- Exercise description:
Report how many lines hold the word "专家介绍"; answer with the number alone.

(Data excerpts)
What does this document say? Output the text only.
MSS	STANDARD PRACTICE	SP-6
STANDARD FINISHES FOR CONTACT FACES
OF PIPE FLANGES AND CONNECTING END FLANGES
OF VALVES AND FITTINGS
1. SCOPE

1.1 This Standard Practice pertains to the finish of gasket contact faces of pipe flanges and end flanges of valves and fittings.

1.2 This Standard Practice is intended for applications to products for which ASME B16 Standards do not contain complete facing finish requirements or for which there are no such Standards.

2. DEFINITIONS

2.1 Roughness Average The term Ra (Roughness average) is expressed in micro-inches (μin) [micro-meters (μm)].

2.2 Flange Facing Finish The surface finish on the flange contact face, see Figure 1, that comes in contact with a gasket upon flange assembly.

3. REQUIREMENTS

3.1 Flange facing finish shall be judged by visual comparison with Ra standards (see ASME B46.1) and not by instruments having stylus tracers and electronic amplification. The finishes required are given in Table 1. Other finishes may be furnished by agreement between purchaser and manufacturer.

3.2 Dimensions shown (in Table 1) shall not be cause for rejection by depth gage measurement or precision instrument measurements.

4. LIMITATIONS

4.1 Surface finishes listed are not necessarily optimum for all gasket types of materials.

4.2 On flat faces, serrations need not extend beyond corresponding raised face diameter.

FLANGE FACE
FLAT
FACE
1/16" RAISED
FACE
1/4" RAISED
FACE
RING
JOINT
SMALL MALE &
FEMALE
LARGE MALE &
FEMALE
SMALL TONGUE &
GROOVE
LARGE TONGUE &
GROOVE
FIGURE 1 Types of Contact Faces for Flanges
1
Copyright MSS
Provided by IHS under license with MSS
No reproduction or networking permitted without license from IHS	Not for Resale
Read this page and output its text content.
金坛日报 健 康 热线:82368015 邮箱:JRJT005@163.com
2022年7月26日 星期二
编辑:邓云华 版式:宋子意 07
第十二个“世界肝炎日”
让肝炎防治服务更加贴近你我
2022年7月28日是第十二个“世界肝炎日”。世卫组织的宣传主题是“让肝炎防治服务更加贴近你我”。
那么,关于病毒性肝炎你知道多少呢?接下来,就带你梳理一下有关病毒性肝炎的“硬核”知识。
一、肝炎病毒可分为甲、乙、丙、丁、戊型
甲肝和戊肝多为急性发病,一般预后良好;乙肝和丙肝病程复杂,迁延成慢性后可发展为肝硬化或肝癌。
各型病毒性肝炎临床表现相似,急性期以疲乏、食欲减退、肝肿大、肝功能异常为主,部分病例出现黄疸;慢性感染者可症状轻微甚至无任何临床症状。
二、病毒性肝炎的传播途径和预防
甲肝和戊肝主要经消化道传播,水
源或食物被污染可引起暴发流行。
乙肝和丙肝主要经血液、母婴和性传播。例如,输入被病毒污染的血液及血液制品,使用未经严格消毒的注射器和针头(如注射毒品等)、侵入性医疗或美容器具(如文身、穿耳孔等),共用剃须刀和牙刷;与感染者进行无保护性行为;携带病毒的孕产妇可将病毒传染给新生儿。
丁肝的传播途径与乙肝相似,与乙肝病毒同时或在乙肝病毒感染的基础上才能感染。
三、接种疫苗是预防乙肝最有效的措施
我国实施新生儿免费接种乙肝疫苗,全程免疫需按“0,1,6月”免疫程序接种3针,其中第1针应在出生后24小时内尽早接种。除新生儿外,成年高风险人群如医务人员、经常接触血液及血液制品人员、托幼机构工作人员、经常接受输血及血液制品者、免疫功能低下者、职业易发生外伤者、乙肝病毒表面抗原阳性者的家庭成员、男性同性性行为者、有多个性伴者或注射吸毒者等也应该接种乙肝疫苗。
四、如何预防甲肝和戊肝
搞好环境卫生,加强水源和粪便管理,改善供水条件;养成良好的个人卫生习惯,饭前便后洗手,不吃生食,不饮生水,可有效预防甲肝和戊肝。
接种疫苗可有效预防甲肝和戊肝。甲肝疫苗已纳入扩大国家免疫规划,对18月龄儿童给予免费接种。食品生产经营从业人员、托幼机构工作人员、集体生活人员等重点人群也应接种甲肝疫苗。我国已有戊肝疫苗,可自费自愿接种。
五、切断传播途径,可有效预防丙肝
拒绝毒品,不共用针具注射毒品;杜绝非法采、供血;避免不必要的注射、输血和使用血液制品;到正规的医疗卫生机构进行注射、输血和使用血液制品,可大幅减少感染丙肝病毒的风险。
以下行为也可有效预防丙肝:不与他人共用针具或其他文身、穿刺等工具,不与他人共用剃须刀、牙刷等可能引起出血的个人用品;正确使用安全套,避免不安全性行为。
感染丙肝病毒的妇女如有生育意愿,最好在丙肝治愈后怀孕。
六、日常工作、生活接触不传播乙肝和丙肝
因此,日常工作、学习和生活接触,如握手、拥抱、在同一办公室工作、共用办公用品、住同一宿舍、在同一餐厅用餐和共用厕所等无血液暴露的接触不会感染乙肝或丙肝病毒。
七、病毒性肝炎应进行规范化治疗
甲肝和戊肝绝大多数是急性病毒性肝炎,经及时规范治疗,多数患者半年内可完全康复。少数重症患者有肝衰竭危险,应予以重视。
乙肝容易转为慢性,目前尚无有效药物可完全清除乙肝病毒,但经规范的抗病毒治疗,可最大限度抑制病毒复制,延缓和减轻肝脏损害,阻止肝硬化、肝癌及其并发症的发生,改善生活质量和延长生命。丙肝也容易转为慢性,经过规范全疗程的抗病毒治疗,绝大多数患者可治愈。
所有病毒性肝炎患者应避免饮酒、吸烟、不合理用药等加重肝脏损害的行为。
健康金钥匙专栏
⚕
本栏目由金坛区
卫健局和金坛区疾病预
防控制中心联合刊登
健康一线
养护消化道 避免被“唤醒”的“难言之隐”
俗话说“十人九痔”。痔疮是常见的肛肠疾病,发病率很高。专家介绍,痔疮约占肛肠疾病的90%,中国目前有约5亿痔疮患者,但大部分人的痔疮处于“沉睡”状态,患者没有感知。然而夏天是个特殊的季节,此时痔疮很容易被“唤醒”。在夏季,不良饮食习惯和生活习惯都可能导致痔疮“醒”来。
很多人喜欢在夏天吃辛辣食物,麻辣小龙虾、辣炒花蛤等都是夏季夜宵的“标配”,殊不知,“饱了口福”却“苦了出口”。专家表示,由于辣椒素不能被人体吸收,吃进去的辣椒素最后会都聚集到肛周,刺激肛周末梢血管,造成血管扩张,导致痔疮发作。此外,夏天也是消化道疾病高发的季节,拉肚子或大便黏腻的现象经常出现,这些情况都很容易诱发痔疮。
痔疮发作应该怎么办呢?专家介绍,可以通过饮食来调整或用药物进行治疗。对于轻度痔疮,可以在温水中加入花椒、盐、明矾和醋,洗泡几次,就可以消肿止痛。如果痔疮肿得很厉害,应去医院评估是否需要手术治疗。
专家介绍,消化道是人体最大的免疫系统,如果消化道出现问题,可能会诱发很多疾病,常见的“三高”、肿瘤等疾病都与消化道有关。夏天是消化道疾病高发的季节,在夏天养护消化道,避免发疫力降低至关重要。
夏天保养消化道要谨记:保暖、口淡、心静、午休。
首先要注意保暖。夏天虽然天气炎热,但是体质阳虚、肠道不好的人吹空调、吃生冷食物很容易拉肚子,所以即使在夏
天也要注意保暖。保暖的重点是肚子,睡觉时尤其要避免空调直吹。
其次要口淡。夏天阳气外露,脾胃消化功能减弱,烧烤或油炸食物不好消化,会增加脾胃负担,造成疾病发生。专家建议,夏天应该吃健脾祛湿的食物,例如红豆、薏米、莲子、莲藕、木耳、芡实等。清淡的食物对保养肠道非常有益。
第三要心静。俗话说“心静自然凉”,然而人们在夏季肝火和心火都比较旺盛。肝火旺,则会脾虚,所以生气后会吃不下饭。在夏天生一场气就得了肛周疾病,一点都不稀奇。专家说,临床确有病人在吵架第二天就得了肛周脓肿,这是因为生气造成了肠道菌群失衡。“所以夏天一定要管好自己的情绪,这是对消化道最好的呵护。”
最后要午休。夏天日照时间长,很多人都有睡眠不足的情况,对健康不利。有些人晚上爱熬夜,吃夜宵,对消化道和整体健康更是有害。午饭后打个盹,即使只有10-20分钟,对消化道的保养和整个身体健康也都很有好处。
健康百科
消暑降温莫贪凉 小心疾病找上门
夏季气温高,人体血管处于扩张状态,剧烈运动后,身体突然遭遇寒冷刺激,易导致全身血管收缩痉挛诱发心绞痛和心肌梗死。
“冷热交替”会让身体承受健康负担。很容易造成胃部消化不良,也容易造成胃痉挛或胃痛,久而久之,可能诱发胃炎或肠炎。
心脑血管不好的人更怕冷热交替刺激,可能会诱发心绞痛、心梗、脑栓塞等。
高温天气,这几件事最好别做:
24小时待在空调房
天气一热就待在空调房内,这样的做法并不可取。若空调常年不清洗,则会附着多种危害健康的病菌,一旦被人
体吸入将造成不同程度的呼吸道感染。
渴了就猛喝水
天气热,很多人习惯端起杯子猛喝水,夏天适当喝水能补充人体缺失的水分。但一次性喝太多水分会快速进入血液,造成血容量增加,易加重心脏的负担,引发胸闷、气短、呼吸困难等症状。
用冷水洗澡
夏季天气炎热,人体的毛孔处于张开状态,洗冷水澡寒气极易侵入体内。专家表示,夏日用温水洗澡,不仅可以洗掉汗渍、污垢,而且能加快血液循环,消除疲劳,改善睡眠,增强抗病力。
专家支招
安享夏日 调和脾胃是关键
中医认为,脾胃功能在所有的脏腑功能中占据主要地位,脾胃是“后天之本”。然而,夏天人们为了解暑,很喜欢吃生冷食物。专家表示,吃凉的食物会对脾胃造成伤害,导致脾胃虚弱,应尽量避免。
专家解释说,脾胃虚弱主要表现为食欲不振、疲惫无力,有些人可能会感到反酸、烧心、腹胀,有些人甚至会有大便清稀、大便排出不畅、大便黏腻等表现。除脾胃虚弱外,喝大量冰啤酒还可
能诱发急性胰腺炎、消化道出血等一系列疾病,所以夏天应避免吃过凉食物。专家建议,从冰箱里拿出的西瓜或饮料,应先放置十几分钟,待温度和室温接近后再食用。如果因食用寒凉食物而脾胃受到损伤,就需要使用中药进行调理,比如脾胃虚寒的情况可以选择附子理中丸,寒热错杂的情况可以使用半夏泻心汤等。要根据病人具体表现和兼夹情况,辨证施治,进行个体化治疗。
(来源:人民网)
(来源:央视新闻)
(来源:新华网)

- The result:
3